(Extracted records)
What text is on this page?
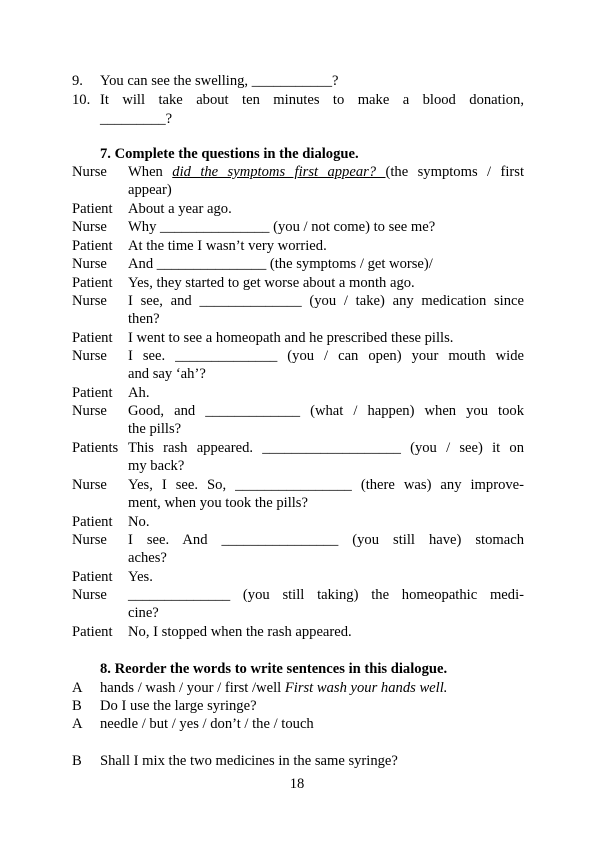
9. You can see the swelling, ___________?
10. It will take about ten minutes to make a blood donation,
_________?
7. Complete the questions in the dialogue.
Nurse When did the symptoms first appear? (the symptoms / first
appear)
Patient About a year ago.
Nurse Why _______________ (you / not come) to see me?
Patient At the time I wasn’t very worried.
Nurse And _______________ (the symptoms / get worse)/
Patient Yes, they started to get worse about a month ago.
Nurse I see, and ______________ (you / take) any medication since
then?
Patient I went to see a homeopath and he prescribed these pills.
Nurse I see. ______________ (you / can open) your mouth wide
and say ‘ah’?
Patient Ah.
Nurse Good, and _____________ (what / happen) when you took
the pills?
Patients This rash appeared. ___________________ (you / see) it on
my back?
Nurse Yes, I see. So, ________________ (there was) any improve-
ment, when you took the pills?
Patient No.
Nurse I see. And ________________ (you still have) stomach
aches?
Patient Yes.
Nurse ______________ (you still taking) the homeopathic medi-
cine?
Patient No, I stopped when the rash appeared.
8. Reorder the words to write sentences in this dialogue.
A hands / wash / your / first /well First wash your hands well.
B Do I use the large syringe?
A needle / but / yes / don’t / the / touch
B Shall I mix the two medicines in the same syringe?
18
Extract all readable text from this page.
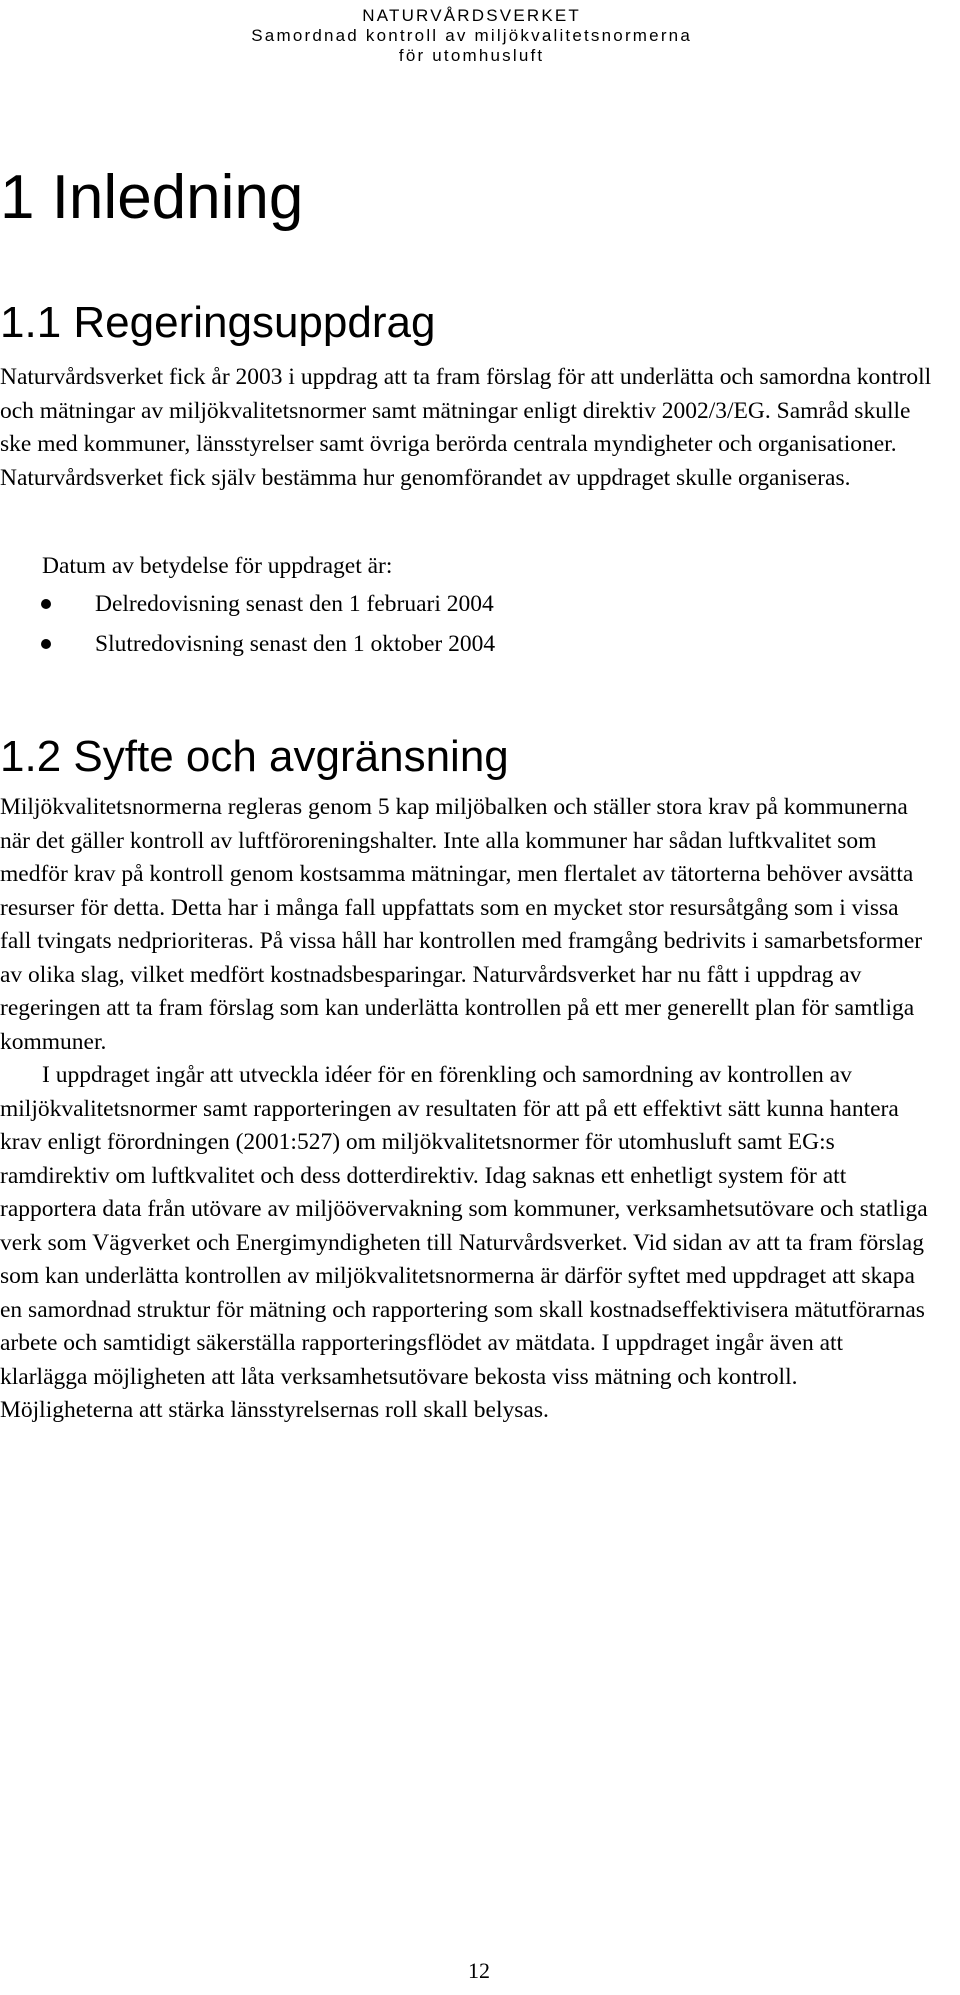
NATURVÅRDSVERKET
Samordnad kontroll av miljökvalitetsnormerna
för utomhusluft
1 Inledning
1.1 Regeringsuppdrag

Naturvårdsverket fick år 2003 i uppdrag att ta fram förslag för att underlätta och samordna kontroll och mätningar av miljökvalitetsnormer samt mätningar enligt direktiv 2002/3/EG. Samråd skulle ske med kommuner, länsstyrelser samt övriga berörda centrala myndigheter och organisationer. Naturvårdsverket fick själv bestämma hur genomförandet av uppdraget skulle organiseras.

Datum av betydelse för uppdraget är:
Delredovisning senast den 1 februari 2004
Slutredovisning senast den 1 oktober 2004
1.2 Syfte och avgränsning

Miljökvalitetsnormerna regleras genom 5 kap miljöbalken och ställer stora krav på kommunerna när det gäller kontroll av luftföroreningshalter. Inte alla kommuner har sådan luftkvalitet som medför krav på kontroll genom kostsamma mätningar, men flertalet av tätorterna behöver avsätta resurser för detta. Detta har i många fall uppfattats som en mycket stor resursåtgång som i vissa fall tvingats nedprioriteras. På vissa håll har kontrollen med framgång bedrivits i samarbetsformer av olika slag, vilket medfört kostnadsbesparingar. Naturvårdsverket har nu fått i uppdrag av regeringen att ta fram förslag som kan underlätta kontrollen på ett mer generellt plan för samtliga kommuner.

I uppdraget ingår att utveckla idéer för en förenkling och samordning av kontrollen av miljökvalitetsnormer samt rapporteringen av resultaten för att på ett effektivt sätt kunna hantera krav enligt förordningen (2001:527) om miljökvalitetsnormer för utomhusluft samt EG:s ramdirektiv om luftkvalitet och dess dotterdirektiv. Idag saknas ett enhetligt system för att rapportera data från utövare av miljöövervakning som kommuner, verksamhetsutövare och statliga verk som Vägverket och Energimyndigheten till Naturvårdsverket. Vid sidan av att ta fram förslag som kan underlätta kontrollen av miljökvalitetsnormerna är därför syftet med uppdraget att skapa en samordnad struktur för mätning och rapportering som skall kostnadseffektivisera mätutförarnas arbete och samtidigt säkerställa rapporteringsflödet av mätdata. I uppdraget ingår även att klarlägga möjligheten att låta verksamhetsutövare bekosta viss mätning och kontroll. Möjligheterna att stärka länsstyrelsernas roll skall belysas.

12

**What you should do:** This exercise requires the lines of the entries containing the string "senast".

**Result:**
Delredovisning senast den 1 februari 2004
Slutredovisning senast den 1 oktober 2004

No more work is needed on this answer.